**EXERCISE GOAL:** A line counts if it contains the word "from" at least once. State how many such lines the records contain, giving the number alone.

**DATA ENTRIES:**
——

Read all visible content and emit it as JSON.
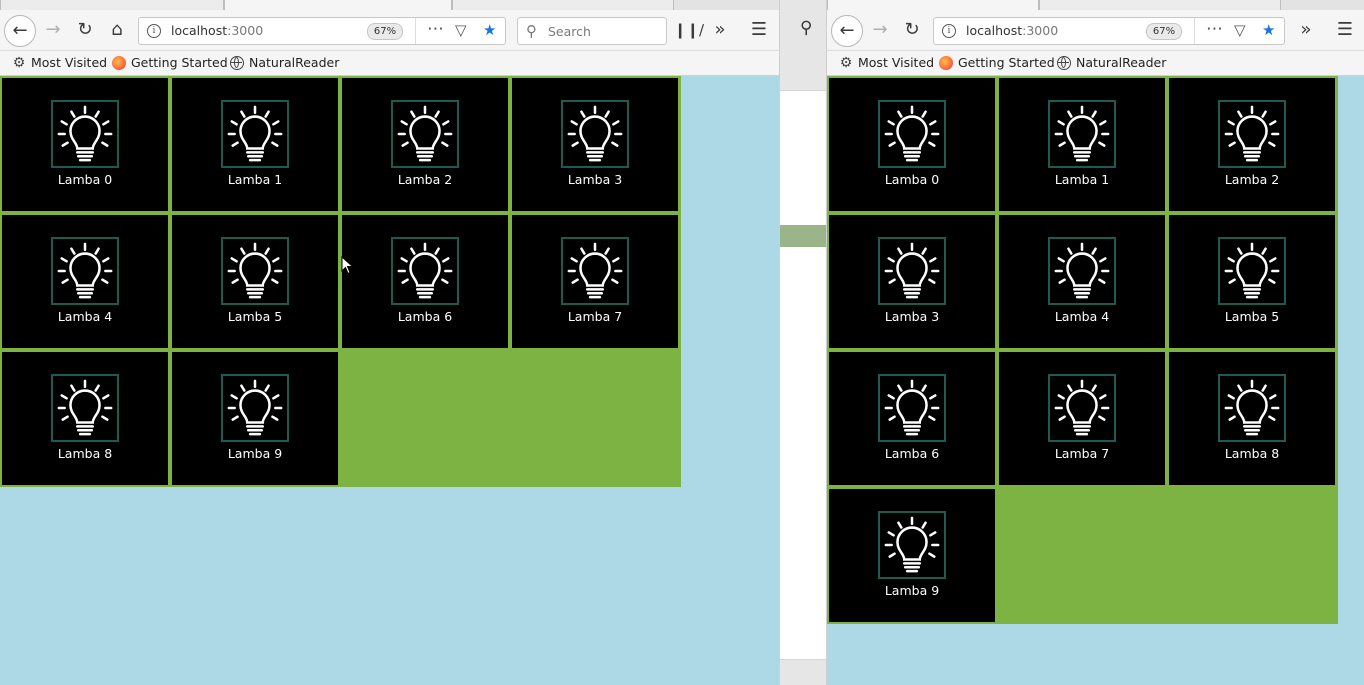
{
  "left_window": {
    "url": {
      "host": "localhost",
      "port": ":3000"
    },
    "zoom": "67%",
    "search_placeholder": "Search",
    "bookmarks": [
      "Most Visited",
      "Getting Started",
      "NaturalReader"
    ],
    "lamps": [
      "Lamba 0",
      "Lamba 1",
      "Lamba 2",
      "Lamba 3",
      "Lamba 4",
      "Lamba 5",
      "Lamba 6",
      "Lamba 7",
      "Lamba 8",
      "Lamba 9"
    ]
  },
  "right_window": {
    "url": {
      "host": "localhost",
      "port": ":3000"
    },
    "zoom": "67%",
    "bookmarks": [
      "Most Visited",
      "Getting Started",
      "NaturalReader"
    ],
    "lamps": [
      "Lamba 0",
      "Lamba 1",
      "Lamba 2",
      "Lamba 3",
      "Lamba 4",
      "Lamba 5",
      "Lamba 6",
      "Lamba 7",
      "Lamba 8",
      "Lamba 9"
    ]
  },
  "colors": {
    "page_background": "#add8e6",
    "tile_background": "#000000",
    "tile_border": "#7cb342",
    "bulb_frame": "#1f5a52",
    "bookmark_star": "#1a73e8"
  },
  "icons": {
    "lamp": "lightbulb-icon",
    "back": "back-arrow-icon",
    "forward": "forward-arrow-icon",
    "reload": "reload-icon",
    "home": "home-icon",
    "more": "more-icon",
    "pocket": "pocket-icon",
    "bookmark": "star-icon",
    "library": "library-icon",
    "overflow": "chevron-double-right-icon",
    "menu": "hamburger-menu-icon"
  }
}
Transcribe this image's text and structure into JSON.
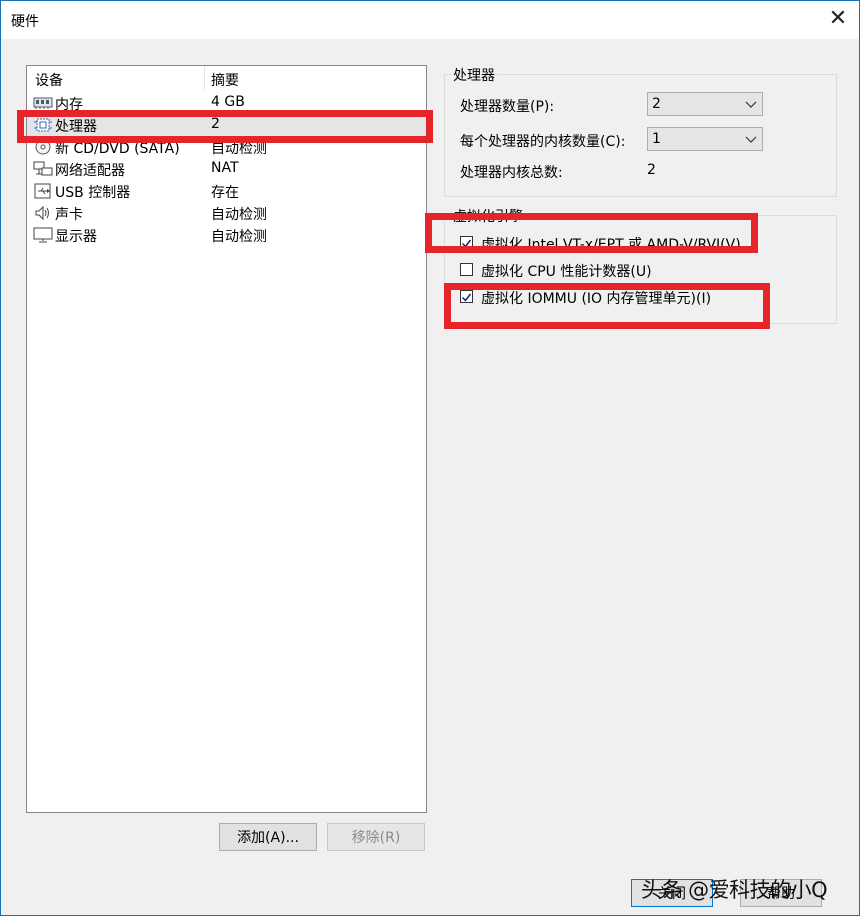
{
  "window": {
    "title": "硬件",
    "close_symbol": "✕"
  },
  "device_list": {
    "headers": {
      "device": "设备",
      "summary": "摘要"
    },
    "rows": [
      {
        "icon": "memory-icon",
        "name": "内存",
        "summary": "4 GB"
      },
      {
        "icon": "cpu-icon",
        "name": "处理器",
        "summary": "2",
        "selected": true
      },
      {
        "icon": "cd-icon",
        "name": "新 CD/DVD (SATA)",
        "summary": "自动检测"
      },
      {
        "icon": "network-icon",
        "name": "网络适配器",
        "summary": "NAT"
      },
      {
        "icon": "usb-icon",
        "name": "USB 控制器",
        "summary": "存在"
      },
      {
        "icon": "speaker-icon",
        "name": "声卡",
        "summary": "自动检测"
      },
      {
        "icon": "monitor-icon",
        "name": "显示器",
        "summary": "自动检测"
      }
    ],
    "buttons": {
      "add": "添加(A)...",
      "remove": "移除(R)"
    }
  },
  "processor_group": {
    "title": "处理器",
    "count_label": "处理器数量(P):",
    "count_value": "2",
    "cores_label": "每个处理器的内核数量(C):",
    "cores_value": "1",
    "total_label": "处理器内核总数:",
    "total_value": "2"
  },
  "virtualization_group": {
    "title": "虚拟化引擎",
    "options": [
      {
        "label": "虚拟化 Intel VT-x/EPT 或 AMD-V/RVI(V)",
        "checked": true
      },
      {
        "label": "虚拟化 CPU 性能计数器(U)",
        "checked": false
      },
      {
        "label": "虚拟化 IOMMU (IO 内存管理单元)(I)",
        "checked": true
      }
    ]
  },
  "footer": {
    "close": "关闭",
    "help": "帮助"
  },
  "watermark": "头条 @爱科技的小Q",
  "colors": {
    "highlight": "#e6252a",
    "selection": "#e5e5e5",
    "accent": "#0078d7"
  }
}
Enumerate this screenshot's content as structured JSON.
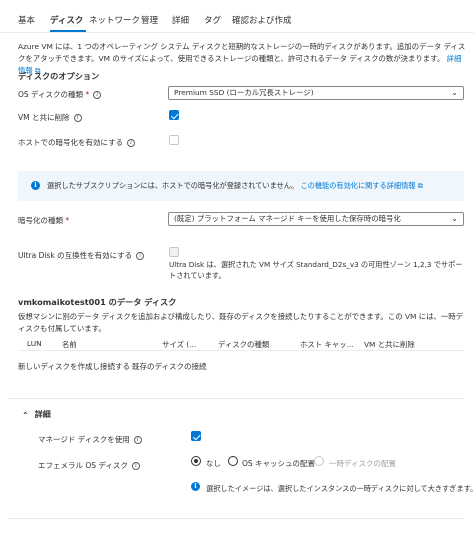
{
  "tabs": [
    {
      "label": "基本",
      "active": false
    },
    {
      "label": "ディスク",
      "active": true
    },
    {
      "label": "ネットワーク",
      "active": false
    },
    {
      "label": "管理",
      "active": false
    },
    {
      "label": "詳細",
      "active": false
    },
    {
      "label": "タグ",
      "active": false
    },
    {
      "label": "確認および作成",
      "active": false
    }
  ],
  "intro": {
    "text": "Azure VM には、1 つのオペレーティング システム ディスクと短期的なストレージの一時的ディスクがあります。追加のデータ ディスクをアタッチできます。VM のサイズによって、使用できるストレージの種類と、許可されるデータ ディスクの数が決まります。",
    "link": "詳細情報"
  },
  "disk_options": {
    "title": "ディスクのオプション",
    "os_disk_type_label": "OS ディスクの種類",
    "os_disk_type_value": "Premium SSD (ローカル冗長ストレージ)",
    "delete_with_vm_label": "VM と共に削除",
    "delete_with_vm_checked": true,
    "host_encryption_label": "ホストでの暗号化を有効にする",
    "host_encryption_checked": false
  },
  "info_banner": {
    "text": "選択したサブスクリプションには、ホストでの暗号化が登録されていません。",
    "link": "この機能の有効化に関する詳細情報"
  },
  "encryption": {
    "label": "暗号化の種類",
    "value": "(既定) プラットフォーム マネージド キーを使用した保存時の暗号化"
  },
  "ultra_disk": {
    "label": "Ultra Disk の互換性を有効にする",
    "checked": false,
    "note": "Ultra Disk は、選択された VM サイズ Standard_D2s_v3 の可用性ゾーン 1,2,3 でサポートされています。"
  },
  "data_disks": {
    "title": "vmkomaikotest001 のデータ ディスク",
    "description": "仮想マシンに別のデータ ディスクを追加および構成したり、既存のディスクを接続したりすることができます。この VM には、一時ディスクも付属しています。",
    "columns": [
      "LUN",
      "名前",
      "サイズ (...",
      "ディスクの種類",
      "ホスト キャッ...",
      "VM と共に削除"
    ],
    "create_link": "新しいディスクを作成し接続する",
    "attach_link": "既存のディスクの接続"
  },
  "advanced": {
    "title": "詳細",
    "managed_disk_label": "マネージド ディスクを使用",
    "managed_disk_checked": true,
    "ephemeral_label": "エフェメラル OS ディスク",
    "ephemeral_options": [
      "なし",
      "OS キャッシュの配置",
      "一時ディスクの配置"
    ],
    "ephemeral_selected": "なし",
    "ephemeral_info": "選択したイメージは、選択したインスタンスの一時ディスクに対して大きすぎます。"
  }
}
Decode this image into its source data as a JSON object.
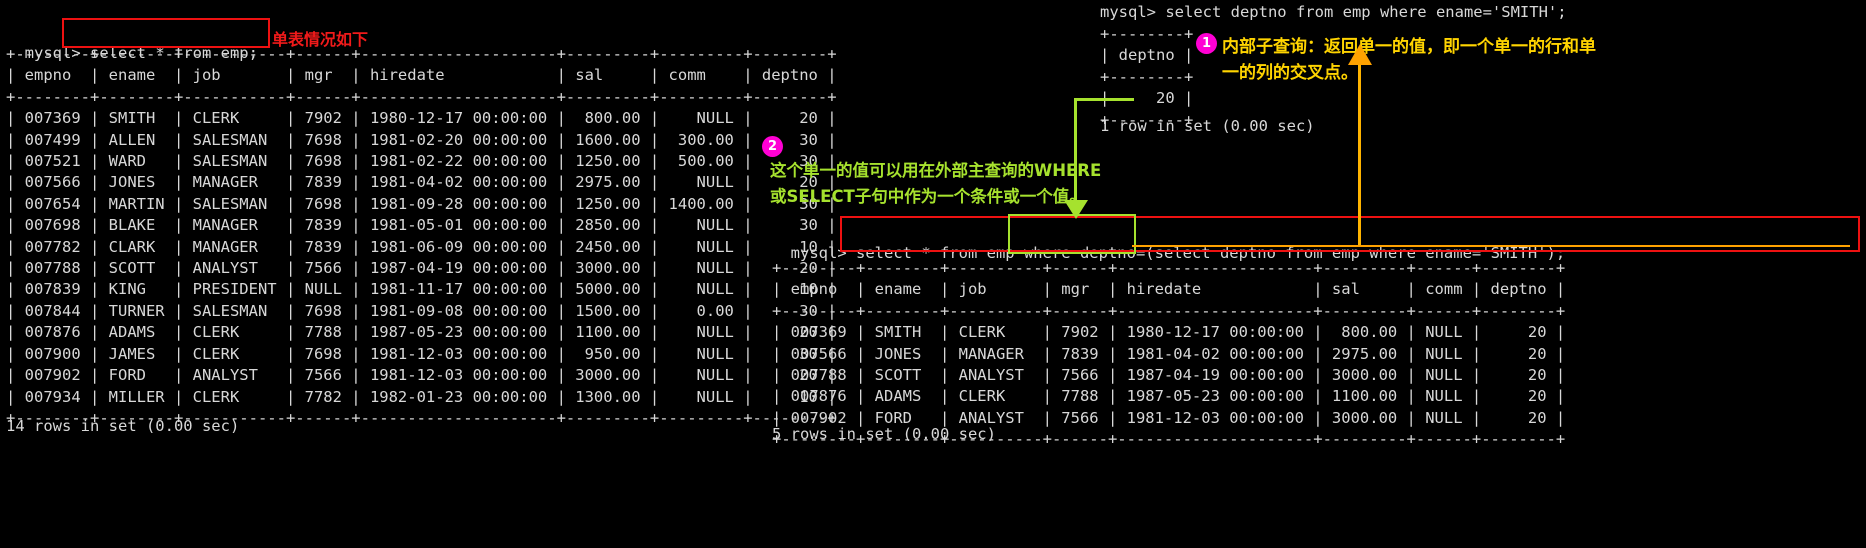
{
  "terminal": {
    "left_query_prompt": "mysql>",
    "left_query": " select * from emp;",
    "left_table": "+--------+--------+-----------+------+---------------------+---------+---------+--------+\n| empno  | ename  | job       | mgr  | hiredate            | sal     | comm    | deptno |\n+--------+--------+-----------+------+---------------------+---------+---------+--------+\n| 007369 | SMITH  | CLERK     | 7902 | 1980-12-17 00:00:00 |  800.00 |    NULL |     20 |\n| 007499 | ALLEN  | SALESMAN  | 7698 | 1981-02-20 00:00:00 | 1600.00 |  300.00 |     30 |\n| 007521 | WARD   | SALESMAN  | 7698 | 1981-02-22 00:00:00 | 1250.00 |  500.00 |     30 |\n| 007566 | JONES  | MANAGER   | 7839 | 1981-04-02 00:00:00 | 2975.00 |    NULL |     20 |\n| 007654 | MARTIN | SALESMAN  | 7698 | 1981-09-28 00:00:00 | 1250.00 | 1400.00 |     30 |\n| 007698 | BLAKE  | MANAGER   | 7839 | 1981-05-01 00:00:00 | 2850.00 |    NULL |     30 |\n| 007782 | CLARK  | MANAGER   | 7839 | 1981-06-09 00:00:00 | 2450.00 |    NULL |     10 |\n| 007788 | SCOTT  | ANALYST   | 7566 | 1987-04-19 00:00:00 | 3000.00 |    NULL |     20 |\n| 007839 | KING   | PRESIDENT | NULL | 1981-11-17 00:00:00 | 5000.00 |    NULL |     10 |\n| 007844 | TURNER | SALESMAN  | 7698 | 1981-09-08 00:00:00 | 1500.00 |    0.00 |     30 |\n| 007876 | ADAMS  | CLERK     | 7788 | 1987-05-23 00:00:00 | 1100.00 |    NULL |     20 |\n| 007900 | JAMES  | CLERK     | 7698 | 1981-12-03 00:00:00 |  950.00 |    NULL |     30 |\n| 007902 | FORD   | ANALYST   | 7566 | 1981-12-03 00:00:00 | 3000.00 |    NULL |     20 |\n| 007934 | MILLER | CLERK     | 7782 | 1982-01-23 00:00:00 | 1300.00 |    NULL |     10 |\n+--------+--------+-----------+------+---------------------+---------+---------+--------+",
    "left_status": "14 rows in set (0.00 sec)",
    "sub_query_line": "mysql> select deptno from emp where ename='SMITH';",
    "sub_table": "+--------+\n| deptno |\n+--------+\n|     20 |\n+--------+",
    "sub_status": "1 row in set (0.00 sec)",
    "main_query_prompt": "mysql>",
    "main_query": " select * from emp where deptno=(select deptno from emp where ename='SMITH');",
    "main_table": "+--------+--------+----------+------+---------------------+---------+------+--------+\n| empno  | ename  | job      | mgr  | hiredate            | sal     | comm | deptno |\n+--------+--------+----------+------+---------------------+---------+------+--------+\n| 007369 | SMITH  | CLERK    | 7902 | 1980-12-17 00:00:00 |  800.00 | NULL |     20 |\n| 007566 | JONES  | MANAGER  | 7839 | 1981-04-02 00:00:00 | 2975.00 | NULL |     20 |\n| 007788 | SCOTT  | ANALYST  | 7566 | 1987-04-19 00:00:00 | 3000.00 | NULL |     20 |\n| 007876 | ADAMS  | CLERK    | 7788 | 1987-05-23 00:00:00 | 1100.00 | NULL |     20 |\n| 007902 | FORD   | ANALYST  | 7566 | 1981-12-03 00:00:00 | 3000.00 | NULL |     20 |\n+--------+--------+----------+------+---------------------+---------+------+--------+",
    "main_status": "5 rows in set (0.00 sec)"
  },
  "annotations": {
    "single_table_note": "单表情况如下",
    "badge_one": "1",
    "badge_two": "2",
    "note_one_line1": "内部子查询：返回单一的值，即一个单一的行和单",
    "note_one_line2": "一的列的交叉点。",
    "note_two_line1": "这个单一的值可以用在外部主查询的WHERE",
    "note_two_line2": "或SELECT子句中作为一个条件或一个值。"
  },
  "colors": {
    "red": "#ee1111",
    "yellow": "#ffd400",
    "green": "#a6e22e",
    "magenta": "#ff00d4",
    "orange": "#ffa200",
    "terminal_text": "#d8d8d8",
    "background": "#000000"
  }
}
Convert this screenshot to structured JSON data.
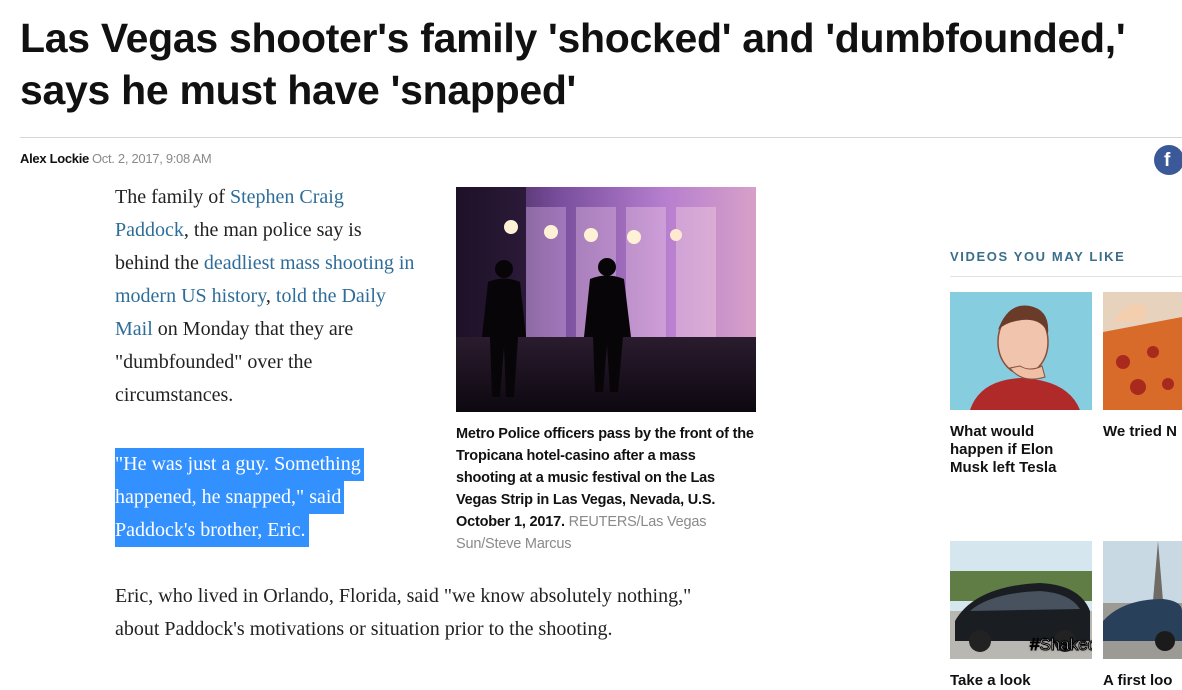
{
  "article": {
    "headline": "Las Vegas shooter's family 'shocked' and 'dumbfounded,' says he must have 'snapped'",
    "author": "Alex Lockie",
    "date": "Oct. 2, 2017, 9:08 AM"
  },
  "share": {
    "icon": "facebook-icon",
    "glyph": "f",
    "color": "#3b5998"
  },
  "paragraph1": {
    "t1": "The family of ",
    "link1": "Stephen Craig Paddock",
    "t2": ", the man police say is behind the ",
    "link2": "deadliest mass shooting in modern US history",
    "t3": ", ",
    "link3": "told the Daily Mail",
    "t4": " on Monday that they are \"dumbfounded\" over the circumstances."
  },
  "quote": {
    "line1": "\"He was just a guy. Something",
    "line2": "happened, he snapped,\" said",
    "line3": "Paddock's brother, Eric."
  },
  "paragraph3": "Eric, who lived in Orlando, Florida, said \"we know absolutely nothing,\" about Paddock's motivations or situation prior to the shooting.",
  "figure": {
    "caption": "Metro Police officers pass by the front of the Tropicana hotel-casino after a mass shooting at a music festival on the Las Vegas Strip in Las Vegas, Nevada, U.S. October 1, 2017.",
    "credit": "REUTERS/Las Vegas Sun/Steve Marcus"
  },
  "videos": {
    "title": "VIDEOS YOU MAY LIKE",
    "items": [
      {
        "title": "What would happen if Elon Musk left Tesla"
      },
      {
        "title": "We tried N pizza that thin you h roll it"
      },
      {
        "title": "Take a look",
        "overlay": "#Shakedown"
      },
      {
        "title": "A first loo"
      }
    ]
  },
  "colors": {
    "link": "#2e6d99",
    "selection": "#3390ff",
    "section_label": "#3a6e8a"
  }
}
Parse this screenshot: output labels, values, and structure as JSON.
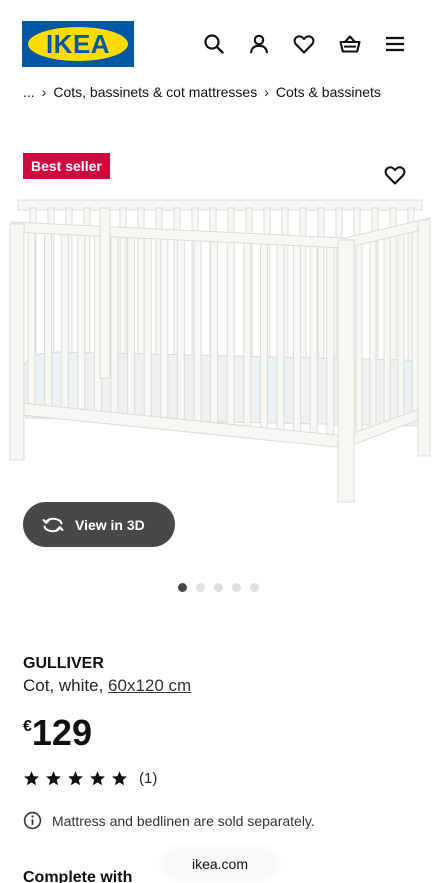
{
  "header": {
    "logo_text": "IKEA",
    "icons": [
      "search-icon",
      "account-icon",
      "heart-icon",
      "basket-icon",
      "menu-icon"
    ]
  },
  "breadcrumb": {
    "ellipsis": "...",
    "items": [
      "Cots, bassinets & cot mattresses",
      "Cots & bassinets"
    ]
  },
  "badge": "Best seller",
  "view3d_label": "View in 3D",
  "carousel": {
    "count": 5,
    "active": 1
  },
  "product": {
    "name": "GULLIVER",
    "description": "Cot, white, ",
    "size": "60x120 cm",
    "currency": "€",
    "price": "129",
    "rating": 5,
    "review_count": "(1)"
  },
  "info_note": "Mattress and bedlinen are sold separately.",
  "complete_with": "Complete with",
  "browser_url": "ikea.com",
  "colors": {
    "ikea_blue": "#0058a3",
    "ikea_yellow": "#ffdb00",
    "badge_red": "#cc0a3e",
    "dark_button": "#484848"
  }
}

——

**EXPECTED ANSWER:** 3